EXERCISE DETAILS: Reproduce the data that follows in its entirety, character for character.

Stored data entries
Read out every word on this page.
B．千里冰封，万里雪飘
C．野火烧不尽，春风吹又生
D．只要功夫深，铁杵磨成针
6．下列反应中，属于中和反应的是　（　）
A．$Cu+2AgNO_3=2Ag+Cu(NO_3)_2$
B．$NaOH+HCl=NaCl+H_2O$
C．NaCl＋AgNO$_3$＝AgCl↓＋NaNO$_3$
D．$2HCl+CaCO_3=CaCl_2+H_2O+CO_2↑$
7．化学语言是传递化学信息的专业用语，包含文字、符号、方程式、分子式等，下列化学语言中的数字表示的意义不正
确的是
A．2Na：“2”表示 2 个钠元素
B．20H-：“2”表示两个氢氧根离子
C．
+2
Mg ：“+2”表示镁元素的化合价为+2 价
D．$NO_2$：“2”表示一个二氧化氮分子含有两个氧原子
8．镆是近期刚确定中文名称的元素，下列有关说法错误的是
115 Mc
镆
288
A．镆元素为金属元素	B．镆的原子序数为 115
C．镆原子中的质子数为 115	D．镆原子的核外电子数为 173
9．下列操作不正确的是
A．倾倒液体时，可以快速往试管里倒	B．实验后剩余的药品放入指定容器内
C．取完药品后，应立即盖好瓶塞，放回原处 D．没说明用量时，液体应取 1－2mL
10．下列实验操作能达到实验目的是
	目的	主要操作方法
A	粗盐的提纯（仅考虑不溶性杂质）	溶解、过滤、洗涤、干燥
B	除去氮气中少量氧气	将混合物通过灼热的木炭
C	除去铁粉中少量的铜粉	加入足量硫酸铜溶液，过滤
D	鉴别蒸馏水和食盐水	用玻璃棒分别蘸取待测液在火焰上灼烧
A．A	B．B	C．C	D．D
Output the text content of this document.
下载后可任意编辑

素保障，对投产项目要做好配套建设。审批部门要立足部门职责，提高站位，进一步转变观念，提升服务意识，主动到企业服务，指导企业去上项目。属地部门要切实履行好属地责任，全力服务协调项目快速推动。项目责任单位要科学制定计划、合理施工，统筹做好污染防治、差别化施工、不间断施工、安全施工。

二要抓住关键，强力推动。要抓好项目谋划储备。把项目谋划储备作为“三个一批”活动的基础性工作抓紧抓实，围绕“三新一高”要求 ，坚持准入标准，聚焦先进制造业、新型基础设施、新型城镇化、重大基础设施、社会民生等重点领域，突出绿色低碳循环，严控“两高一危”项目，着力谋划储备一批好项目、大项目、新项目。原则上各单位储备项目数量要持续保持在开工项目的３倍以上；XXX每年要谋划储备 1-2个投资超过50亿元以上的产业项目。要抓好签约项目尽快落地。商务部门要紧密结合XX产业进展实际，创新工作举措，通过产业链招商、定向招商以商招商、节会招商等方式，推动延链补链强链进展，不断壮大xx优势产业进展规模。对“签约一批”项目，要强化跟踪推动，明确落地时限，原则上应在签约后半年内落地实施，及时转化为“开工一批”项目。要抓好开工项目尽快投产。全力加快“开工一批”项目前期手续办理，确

COMPLETE RESPONSE:
Read out every word on this page.
B．千里冰封，万里雪飘
C．野火烧不尽，春风吹又生
D．只要功夫深，铁杵磨成针
6．下列反应中，属于中和反应的是　（　）
A．$Cu+2AgNO_3=2Ag+Cu(NO_3)_2$
B．$NaOH+HCl=NaCl+H_2O$
C．NaCl＋AgNO$_3$＝AgCl↓＋NaNO$_3$
D．$2HCl+CaCO_3=CaCl_2+H_2O+CO_2↑$
7．化学语言是传递化学信息的专业用语，包含文字、符号、方程式、分子式等，下列化学语言中的数字表示的意义不正
确的是
A．2Na：“2”表示 2 个钠元素
B．20H-：“2”表示两个氢氧根离子
C．
+2
Mg ：“+2”表示镁元素的化合价为+2 价
D．$NO_2$：“2”表示一个二氧化氮分子含有两个氧原子
8．镆是近期刚确定中文名称的元素，下列有关说法错误的是
115 Mc
镆
288
A．镆元素为金属元素	B．镆的原子序数为 115
C．镆原子中的质子数为 115	D．镆原子的核外电子数为 173
9．下列操作不正确的是
A．倾倒液体时，可以快速往试管里倒	B．实验后剩余的药品放入指定容器内
C．取完药品后，应立即盖好瓶塞，放回原处 D．没说明用量时，液体应取 1－2mL
10．下列实验操作能达到实验目的是
	目的	主要操作方法
A	粗盐的提纯（仅考虑不溶性杂质）	溶解、过滤、洗涤、干燥
B	除去氮气中少量氧气	将混合物通过灼热的木炭
C	除去铁粉中少量的铜粉	加入足量硫酸铜溶液，过滤
D	鉴别蒸馏水和食盐水	用玻璃棒分别蘸取待测液在火焰上灼烧
A．A	B．B	C．C	D．D
Output the text content of this document.
下载后可任意编辑

素保障，对投产项目要做好配套建设。审批部门要立足部门职责，提高站位，进一步转变观念，提升服务意识，主动到企业服务，指导企业去上项目。属地部门要切实履行好属地责任，全力服务协调项目快速推动。项目责任单位要科学制定计划、合理施工，统筹做好污染防治、差别化施工、不间断施工、安全施工。

二要抓住关键，强力推动。要抓好项目谋划储备。把项目谋划储备作为“三个一批”活动的基础性工作抓紧抓实，围绕“三新一高”要求 ，坚持准入标准，聚焦先进制造业、新型基础设施、新型城镇化、重大基础设施、社会民生等重点领域，突出绿色低碳循环，严控“两高一危”项目，着力谋划储备一批好项目、大项目、新项目。原则上各单位储备项目数量要持续保持在开工项目的３倍以上；XXX每年要谋划储备 1-2个投资超过50亿元以上的产业项目。要抓好签约项目尽快落地。商务部门要紧密结合XX产业进展实际，创新工作举措，通过产业链招商、定向招商以商招商、节会招商等方式，推动延链补链强链进展，不断壮大xx优势产业进展规模。对“签约一批”项目，要强化跟踪推动，明确落地时限，原则上应在签约后半年内落地实施，及时转化为“开工一批”项目。要抓好开工项目尽快投产。全力加快“开工一批”项目前期手续办理，确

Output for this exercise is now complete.